Adepte de conformisme exacerbé dicté par les poncifs obligatoires de genre défendus, parfois, par des musiciens aux esprits étriqués ; partisan de ces paysages uniformes où la désolation de ces scènes sans imagination cultive, à l’infini et avec une certaine fierté imbécile, la similitude artistique, mais pas nécessairement le talent, de certain de ces acteurs les plus influents ; défenseurs du pourpre qui ne doit être que pourpre, de l’azur qui ne peut être autrement qu’azur, du Death Metal qui ne peut s’ouvrir à d’autres sensations en dehors de ce triptyque sacré : growls/blast/brutalité, du Black à la pureté originel sans tâche, du Power Metal aux doubles-croches martelées inlassablement et sans finesse aucune, jusqu’à l’abrutissement, par une double grosse-caisse coupable, passes ton chemin. Va-t-en et ne te retourne pas.
----------
PROBLÈME À RÉSOUDRE –
Selon le texte à lire, quel triptyque forme le cadre hors duquel le Death Metal ne pourrait s'ouvrir à d'autres sensations ? Le listing qui suit provient d'une source différente de celle du texte à lire.
----------
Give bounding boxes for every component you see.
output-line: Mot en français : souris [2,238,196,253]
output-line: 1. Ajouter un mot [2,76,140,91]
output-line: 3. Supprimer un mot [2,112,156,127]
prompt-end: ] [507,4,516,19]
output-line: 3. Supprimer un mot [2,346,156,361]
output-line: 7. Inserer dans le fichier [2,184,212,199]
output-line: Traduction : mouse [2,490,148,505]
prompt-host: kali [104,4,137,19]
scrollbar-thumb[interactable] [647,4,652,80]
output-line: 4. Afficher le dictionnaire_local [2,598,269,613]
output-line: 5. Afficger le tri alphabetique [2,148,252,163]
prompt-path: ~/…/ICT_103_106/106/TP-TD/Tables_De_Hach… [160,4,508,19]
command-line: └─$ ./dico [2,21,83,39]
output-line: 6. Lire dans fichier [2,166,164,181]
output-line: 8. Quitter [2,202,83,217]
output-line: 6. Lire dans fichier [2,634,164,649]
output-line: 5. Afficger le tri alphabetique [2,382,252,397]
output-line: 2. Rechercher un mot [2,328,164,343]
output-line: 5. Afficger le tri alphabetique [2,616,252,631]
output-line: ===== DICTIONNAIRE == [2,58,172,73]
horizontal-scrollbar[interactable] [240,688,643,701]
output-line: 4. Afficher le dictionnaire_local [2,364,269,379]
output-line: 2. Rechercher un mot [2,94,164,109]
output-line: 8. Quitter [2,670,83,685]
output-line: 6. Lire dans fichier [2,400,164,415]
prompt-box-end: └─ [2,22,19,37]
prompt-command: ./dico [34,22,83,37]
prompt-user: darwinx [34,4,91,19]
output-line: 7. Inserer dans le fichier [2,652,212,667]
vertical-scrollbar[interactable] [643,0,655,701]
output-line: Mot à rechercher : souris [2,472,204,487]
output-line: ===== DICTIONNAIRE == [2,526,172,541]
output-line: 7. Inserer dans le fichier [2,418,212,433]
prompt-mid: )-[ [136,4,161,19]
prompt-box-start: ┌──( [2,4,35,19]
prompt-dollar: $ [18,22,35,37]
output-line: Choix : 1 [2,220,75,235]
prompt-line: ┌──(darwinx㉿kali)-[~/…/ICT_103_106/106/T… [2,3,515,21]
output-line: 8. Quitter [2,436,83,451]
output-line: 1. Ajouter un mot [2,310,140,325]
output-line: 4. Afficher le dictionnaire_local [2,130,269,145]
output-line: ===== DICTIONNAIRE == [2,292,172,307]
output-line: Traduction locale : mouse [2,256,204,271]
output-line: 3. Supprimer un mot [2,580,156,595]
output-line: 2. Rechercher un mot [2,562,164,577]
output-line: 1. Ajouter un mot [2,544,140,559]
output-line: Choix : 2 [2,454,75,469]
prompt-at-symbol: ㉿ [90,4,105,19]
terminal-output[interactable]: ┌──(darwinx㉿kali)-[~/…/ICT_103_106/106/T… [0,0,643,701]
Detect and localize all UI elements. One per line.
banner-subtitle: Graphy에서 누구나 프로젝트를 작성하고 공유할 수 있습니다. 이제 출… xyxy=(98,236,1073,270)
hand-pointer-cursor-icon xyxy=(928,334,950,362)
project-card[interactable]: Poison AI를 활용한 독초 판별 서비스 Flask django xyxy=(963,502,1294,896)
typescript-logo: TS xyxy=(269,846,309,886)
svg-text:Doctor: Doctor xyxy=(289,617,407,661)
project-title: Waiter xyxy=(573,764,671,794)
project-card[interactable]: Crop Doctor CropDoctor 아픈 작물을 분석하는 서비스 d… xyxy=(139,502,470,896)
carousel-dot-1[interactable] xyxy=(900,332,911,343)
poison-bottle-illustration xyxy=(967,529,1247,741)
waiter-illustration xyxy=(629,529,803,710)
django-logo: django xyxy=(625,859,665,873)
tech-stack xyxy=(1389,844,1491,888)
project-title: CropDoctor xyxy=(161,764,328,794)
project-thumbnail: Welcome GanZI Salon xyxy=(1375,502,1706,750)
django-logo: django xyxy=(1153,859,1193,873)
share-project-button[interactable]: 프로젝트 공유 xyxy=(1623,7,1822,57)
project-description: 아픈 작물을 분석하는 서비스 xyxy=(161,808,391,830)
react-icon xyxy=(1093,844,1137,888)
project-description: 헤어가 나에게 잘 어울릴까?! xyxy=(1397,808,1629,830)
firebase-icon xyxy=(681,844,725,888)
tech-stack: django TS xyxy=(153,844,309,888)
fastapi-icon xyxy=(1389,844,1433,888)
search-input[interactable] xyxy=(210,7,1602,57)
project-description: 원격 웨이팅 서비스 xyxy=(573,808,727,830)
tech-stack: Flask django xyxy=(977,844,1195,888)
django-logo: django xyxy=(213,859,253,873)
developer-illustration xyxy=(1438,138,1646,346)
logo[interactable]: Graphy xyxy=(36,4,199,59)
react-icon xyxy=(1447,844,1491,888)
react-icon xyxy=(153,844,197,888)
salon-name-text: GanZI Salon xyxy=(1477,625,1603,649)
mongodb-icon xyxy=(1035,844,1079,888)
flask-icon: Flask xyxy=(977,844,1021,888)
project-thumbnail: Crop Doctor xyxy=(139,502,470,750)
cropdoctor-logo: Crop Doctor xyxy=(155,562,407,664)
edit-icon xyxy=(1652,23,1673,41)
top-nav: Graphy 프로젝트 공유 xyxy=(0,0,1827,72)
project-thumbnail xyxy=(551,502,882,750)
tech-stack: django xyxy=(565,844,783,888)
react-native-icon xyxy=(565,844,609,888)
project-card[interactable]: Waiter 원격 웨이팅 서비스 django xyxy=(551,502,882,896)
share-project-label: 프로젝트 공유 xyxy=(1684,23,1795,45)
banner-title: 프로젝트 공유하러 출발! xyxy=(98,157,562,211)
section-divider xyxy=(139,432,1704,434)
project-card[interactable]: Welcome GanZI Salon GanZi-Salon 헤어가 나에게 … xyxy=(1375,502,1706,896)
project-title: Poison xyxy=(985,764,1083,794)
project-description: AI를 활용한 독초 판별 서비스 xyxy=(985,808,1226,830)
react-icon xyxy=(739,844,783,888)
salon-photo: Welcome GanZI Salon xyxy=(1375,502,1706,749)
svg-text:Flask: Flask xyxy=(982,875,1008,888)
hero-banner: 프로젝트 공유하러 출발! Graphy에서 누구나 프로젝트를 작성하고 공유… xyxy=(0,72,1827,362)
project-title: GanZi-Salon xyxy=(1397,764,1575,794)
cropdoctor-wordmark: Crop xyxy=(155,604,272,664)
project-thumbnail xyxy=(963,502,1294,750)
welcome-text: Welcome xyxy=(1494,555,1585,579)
----------
RÉPONSE OBTENUE –
Le triptyque growls, blast et brutalité.